(Wykazy obszarów z adnotacjami)
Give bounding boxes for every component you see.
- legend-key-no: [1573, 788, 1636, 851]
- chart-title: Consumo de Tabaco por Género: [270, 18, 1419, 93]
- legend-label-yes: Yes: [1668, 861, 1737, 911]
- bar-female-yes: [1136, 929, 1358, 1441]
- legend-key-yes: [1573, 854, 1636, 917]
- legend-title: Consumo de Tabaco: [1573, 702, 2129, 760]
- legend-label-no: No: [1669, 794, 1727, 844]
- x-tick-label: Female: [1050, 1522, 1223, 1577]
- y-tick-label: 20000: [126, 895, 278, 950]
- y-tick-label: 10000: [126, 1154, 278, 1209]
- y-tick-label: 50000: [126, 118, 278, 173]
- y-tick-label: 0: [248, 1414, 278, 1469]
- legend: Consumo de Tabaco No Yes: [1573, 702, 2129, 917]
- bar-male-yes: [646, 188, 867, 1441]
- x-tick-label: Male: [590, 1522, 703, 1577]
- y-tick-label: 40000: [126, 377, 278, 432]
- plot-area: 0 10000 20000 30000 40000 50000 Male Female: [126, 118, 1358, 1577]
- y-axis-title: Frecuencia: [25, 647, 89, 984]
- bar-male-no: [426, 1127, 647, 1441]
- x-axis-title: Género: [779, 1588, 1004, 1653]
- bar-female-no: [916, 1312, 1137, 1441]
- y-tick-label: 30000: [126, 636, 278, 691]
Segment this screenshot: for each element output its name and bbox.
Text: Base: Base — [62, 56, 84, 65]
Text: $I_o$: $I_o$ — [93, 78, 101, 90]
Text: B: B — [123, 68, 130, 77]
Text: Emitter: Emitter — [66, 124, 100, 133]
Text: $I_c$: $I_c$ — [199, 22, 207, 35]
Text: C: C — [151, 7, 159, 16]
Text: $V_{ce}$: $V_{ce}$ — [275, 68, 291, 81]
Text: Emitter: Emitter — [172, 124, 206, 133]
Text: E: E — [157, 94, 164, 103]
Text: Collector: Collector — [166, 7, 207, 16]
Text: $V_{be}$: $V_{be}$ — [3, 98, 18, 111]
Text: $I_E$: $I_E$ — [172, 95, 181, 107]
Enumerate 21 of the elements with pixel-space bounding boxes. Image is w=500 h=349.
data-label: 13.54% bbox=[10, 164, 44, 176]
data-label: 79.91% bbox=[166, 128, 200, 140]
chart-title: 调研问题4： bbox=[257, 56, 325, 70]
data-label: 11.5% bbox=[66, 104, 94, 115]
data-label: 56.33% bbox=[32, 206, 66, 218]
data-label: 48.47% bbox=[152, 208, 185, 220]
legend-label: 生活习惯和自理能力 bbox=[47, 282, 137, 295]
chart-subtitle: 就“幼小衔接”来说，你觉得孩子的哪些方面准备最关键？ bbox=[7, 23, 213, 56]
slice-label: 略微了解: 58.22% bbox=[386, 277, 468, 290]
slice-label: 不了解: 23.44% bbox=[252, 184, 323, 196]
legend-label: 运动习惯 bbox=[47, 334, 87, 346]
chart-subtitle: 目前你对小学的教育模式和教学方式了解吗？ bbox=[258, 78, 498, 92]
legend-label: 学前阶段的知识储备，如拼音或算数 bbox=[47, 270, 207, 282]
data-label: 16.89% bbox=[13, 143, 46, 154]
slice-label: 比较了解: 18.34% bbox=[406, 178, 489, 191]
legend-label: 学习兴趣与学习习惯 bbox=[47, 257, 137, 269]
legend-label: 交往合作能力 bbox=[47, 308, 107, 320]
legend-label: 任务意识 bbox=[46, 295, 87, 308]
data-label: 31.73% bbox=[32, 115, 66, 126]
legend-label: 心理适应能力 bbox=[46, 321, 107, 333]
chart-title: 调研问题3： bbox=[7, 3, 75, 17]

ĆWICZENIE:
Przytocz dosłownie wszystkie powyższe wpisy, wiersz po wierszu.

ROZWIĄZANIE ZADANIA:
Give bounding boxes for every component you see.
- legend-key-no: [1573, 788, 1636, 851]
- chart-title: Consumo de Tabaco por Género: [270, 18, 1419, 93]
- legend-label-yes: Yes: [1668, 861, 1737, 911]
- bar-female-yes: [1136, 929, 1358, 1441]
- legend-key-yes: [1573, 854, 1636, 917]
- legend-title: Consumo de Tabaco: [1573, 702, 2129, 760]
- legend-label-no: No: [1669, 794, 1727, 844]
- x-tick-label: Female: [1050, 1522, 1223, 1577]
- y-tick-label: 20000: [126, 895, 278, 950]
- y-tick-label: 10000: [126, 1154, 278, 1209]
- y-tick-label: 50000: [126, 118, 278, 173]
- y-tick-label: 0: [248, 1414, 278, 1469]
- legend: Consumo de Tabaco No Yes: [1573, 702, 2129, 917]
- bar-male-yes: [646, 188, 867, 1441]
- x-tick-label: Male: [590, 1522, 703, 1577]
- y-tick-label: 40000: [126, 377, 278, 432]
- plot-area: 0 10000 20000 30000 40000 50000 Male Female: [126, 118, 1358, 1577]
- y-axis-title: Frecuencia: [25, 647, 89, 984]
- bar-male-no: [426, 1127, 647, 1441]
- x-axis-title: Género: [779, 1588, 1004, 1653]
- bar-female-no: [916, 1312, 1137, 1441]
- y-tick-label: 30000: [126, 636, 278, 691]
Segment this screenshot: for each element output its name and bbox.
Text: Base: Base — [62, 56, 84, 65]
Text: $I_o$: $I_o$ — [93, 78, 101, 90]
Text: B: B — [123, 68, 130, 77]
Text: Emitter: Emitter — [66, 124, 100, 133]
Text: $I_c$: $I_c$ — [199, 22, 207, 35]
Text: C: C — [151, 7, 159, 16]
Text: $V_{ce}$: $V_{ce}$ — [275, 68, 291, 81]
Text: Emitter: Emitter — [172, 124, 206, 133]
Text: E: E — [157, 94, 164, 103]
Text: Collector: Collector — [166, 7, 207, 16]
Text: $V_{be}$: $V_{be}$ — [3, 98, 18, 111]
Text: $I_E$: $I_E$ — [172, 95, 181, 107]
Enumerate 21 of the elements with pixel-space bounding boxes. Image is w=500 h=349.
data-label: 13.54% bbox=[10, 164, 44, 176]
data-label: 79.91% bbox=[166, 128, 200, 140]
chart-title: 调研问题4： bbox=[257, 56, 325, 70]
data-label: 11.5% bbox=[66, 104, 94, 115]
data-label: 56.33% bbox=[32, 206, 66, 218]
data-label: 48.47% bbox=[152, 208, 185, 220]
legend-label: 生活习惯和自理能力 bbox=[47, 282, 137, 295]
chart-subtitle: 就“幼小衔接”来说，你觉得孩子的哪些方面准备最关键？ bbox=[7, 23, 213, 56]
slice-label: 略微了解: 58.22% bbox=[386, 277, 468, 290]
slice-label: 不了解: 23.44% bbox=[252, 184, 323, 196]
legend-label: 运动习惯 bbox=[47, 334, 87, 346]
chart-subtitle: 目前你对小学的教育模式和教学方式了解吗？ bbox=[258, 78, 498, 92]
legend-label: 学前阶段的知识储备，如拼音或算数 bbox=[47, 270, 207, 282]
data-label: 16.89% bbox=[13, 143, 46, 154]
slice-label: 比较了解: 18.34% bbox=[406, 178, 489, 191]
legend-label: 学习兴趣与学习习惯 bbox=[47, 257, 137, 269]
legend-label: 交往合作能力 bbox=[47, 308, 107, 320]
legend-label: 任务意识 bbox=[46, 295, 87, 308]
data-label: 31.73% bbox=[32, 115, 66, 126]
legend-label: 心理适应能力 bbox=[46, 321, 107, 333]
chart-title: 调研问题3： bbox=[7, 3, 75, 17]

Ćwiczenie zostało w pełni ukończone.